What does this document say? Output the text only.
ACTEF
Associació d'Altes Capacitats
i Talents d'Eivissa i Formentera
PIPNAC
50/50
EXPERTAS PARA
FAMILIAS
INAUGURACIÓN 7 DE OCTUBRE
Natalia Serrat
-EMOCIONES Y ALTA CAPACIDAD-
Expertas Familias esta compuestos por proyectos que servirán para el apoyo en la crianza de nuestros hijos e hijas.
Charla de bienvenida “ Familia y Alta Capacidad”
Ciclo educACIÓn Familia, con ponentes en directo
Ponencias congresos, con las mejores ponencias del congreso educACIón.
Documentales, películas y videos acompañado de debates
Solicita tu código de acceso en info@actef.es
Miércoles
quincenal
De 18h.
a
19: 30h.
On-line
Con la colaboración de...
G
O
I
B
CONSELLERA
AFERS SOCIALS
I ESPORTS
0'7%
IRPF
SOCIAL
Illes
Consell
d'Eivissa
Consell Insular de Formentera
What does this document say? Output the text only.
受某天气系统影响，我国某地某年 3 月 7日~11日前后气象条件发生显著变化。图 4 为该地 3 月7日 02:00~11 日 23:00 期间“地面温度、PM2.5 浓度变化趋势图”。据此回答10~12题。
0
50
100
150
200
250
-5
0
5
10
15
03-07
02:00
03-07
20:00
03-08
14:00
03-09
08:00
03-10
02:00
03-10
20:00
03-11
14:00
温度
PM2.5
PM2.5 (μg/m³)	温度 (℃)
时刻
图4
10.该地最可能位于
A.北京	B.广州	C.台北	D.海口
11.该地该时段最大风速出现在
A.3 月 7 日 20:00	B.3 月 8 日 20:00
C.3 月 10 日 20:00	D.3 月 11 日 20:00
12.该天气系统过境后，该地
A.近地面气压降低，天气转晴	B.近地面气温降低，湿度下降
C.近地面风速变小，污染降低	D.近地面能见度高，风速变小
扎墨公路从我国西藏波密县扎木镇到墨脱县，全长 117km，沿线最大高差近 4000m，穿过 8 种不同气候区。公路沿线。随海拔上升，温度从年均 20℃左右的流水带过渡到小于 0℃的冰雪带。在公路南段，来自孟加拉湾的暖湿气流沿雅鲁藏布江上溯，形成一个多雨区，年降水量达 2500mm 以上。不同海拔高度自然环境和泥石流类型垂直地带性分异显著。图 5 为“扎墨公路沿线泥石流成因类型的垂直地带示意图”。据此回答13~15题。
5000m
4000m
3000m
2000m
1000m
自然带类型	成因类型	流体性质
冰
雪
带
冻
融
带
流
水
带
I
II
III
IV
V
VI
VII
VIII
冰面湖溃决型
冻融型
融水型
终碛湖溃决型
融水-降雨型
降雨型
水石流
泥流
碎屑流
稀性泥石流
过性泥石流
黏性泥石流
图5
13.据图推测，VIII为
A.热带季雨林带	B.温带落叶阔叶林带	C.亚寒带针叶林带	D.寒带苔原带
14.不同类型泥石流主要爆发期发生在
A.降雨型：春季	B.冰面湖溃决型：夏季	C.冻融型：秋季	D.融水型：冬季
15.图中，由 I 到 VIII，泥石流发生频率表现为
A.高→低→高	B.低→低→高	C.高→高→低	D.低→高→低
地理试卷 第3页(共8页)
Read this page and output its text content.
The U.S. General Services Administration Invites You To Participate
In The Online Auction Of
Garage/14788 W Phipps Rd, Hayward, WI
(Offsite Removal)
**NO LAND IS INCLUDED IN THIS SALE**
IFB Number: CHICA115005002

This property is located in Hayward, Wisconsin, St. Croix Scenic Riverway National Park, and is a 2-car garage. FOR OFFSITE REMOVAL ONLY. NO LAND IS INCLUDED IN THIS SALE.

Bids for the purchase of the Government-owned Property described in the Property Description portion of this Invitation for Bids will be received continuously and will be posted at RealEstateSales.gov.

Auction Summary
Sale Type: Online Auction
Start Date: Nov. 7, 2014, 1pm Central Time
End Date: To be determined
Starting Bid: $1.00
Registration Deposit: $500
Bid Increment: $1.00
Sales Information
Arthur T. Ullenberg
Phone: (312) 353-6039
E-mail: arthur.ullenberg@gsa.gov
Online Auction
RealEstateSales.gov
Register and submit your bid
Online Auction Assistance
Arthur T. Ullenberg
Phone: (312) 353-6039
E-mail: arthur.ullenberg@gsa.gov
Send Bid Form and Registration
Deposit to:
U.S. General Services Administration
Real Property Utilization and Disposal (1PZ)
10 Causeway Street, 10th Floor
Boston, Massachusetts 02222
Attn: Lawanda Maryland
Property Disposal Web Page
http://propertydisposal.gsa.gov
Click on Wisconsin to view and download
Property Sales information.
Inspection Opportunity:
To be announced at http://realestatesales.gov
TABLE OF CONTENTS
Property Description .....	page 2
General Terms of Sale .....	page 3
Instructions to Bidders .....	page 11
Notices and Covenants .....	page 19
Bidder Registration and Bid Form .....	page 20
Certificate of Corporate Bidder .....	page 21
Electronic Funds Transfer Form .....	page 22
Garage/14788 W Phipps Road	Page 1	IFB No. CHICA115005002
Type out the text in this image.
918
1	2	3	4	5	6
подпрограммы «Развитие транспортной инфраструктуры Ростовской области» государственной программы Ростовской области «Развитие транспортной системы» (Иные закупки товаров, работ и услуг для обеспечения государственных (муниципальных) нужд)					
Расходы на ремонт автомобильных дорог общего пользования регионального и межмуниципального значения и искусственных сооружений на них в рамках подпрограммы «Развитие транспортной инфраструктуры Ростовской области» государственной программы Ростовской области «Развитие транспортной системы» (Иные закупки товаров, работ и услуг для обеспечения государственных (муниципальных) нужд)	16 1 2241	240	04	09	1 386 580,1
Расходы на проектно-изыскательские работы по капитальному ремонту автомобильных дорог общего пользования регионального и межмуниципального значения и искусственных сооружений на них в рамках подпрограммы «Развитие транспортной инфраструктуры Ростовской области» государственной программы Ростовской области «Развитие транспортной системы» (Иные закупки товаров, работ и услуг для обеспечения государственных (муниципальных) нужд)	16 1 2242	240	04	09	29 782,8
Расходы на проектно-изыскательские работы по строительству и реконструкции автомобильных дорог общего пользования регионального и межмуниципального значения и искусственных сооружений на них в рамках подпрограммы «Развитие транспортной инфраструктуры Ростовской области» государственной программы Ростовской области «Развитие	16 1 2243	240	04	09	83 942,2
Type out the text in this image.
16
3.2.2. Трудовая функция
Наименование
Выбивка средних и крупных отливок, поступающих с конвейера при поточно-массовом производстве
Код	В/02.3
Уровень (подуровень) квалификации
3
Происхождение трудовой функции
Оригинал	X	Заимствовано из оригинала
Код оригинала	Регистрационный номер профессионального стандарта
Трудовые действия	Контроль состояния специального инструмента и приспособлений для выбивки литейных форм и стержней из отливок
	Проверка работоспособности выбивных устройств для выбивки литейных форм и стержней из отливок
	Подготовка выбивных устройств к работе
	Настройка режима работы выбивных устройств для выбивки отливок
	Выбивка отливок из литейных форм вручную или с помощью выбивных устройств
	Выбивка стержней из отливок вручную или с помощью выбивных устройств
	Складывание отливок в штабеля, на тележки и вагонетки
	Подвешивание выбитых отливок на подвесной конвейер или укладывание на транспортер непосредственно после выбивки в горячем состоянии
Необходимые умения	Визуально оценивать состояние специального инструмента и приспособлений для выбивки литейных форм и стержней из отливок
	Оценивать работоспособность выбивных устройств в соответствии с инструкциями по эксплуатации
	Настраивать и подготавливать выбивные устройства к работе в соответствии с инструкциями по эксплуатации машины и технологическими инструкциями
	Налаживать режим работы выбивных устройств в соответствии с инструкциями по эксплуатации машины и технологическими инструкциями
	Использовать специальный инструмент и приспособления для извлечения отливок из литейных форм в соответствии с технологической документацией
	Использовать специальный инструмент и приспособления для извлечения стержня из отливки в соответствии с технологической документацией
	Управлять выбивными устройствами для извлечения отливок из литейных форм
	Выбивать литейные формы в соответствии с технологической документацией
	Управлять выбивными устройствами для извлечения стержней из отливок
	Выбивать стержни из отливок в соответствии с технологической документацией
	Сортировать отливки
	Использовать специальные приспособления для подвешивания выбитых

■ ■ ■ ■ ■ ■ ■

What is the number of lines in the records above that include the word "специального"? Reply with that number and nothing more.

## Response below:
2